▸ INFORMATION PROVIDED
::::

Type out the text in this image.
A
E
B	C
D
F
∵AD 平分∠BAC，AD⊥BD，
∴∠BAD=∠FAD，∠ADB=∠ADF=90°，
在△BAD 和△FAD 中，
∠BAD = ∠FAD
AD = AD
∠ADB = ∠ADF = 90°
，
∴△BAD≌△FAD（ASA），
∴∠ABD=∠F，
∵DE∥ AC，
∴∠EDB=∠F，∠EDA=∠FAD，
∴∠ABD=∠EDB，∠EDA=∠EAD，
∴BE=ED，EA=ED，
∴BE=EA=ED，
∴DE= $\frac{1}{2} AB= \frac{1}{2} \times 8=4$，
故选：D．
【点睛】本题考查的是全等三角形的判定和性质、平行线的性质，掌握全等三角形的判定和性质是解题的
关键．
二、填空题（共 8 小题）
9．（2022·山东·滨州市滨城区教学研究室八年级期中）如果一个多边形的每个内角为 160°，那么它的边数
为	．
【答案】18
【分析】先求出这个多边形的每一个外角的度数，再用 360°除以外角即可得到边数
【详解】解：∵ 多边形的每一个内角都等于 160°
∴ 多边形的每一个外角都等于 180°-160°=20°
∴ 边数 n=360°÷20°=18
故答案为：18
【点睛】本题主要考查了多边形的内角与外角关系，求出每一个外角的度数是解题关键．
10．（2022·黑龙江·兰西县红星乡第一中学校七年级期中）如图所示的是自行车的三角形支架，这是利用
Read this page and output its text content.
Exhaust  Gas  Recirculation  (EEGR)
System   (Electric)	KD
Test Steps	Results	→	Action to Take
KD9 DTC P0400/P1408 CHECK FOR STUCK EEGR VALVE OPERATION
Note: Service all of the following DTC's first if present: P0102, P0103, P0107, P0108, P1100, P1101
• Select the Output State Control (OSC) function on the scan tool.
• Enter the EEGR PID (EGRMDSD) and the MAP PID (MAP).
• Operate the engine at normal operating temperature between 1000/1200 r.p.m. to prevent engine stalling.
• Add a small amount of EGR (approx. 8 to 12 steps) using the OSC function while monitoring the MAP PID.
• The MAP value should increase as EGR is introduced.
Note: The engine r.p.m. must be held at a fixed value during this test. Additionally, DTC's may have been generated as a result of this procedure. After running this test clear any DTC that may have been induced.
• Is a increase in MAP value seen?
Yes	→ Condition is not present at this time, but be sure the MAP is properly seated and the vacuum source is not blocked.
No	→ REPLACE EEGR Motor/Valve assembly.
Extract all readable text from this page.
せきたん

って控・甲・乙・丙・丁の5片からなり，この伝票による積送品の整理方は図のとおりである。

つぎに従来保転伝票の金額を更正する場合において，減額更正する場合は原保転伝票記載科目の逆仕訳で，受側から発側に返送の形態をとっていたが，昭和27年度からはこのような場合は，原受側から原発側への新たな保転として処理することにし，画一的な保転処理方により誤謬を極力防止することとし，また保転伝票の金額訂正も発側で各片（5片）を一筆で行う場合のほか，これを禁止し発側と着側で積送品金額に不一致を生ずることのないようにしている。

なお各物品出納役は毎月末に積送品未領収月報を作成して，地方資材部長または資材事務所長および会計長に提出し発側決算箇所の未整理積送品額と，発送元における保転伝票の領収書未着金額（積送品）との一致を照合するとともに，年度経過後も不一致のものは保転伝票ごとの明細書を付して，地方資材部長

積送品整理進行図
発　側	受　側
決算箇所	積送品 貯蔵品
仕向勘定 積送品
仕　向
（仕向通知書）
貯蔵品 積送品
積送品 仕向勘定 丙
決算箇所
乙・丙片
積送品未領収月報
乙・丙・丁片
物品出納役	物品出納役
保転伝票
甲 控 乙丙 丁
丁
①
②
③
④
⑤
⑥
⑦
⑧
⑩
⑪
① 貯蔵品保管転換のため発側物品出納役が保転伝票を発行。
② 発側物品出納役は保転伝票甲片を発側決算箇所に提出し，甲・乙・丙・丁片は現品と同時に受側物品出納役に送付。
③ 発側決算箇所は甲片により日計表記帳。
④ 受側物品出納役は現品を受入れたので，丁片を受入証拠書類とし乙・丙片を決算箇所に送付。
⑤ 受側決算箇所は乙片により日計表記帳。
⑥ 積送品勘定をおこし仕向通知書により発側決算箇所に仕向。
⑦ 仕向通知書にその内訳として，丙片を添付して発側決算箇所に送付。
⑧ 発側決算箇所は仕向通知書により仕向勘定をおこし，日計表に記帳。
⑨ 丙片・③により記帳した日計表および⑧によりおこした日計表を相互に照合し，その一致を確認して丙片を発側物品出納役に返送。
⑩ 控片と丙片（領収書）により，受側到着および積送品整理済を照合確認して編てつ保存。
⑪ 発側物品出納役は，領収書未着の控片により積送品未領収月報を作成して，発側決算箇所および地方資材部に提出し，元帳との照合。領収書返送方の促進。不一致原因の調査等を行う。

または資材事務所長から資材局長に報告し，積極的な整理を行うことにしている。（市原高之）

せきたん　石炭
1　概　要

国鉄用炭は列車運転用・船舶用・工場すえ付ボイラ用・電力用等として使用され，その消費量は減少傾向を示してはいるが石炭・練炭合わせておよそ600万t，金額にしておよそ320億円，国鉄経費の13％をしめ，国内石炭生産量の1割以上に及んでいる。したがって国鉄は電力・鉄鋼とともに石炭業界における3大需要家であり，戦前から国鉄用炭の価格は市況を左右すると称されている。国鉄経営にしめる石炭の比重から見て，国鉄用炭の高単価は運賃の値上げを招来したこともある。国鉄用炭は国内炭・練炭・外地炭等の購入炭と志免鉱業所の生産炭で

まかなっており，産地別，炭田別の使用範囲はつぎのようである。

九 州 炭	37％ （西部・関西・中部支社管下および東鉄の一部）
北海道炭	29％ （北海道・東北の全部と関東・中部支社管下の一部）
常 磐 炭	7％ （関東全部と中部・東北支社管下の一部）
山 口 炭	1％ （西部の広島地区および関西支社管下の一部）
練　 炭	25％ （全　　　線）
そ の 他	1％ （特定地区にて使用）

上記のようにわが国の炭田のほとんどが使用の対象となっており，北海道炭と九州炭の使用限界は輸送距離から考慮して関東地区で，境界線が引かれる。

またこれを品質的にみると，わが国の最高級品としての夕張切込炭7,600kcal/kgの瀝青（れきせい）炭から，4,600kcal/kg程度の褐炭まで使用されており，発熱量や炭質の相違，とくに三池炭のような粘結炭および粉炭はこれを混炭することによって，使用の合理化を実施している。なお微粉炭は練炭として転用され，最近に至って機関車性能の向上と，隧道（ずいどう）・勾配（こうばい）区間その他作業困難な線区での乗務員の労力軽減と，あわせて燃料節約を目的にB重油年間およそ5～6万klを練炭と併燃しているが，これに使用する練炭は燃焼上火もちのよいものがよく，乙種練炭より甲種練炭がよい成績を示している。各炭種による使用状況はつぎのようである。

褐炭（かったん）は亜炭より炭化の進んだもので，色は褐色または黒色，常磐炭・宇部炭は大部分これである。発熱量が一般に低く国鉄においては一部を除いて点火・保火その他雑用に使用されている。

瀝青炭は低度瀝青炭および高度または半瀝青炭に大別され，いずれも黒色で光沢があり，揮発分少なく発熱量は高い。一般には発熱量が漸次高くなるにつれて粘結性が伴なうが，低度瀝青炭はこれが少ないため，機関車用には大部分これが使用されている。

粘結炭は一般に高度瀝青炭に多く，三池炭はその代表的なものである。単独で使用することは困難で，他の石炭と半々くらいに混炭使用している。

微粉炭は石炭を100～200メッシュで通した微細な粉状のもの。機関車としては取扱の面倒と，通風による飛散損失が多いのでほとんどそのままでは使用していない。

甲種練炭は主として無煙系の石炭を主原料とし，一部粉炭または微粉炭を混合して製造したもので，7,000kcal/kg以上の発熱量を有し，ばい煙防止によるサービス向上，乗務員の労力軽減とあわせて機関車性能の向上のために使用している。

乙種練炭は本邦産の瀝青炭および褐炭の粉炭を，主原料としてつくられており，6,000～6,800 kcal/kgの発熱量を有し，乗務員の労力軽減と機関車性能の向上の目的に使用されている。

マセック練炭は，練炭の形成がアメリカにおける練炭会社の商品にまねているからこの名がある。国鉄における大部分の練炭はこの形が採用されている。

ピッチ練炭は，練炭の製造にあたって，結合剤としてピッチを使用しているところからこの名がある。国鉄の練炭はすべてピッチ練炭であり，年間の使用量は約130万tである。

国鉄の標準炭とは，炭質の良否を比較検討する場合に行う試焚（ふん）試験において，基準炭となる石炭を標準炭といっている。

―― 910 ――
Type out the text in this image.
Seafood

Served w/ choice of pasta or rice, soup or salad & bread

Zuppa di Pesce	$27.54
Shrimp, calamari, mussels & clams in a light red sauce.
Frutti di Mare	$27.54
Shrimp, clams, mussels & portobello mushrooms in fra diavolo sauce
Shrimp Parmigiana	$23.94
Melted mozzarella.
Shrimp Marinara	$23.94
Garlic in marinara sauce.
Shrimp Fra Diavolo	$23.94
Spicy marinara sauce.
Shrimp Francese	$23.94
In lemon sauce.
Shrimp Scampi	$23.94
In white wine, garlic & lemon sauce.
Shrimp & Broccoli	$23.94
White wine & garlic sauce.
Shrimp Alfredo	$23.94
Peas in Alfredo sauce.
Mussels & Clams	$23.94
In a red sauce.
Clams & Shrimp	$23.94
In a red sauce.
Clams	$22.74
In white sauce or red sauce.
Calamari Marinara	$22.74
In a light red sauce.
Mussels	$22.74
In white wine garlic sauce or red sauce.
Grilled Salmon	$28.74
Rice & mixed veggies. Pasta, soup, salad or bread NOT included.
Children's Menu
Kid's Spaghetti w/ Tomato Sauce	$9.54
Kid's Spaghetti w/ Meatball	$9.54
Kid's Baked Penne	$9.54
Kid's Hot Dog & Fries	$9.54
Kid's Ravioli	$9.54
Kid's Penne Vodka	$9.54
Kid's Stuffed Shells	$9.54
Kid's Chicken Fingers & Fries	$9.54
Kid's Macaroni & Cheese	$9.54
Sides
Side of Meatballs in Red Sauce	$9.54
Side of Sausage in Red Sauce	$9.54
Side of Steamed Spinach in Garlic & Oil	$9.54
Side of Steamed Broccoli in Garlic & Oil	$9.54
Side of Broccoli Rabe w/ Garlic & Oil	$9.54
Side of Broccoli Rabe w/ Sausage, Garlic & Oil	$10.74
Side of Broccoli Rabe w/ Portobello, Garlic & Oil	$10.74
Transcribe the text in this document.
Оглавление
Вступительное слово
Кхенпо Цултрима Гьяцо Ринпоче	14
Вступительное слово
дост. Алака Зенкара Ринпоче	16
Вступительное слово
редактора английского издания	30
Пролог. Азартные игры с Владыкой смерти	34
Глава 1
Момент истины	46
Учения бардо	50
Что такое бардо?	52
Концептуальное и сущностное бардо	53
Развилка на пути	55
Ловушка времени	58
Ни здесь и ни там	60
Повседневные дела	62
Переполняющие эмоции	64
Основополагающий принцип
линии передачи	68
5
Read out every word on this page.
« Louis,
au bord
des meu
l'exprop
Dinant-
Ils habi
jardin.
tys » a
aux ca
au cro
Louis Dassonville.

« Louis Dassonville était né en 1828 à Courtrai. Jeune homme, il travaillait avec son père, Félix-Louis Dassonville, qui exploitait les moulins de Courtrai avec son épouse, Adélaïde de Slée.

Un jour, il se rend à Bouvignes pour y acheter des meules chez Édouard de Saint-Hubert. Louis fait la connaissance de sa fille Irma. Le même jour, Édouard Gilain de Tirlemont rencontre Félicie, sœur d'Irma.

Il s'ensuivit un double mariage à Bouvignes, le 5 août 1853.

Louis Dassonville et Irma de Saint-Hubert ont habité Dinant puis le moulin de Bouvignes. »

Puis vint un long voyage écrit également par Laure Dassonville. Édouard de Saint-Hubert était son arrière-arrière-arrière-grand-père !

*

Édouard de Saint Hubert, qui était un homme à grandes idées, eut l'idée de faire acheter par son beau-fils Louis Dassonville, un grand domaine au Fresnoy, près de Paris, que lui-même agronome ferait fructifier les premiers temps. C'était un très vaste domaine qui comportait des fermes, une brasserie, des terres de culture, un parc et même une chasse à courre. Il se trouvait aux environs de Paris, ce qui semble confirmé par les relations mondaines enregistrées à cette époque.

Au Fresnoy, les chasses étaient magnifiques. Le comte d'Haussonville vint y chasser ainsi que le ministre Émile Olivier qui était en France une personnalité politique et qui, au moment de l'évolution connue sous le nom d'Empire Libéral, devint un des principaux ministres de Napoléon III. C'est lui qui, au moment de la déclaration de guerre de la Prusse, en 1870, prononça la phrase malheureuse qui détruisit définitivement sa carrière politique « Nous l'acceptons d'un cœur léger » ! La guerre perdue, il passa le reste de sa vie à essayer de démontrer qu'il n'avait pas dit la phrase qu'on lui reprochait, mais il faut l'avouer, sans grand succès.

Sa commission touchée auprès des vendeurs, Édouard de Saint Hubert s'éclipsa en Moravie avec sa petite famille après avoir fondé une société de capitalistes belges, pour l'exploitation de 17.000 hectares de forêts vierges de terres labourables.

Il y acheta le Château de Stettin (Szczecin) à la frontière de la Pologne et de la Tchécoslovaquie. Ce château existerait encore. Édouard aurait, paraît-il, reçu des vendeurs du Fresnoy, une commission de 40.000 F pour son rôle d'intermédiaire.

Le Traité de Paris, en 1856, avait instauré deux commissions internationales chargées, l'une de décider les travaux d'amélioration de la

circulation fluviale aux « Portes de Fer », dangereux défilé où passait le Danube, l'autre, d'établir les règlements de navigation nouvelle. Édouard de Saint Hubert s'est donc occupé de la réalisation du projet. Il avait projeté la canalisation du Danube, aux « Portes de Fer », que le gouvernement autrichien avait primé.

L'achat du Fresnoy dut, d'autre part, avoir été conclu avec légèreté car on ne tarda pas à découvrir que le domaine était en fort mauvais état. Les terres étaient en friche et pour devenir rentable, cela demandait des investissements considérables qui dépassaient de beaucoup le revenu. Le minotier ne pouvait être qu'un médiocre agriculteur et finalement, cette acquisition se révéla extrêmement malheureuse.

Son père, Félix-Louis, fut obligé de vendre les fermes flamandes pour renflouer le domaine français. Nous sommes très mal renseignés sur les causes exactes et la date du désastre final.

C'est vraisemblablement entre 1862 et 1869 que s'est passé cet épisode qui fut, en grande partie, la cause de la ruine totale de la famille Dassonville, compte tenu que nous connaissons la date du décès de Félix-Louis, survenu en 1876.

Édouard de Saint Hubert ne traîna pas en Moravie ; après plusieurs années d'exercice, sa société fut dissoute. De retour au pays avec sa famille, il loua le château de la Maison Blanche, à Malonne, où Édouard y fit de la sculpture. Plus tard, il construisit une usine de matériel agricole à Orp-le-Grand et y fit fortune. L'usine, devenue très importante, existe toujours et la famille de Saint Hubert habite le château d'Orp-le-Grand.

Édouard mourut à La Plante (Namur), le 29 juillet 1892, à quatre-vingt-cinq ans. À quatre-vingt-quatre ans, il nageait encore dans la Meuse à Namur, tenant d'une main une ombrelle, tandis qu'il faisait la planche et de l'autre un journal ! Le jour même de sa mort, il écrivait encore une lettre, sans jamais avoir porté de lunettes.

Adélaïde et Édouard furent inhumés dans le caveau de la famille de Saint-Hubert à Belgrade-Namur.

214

::::

▸ TO DO
Which lines contain the word "Irma"? Return each of them.

▸ SOLUTION TO THIS TASK
Un jour, il se rend à Bouvignes pour y acheter des meules chez Édouard de Saint-Hubert. Louis fait la connaissance de sa fille Irma. Le même jour, Édouard Gilain de Tirlemont rencontre Félicie, sœur d'Irma.
Louis Dassonville et Irma de Saint-Hubert ont habité Dinant puis le moulin de Bouvignes. »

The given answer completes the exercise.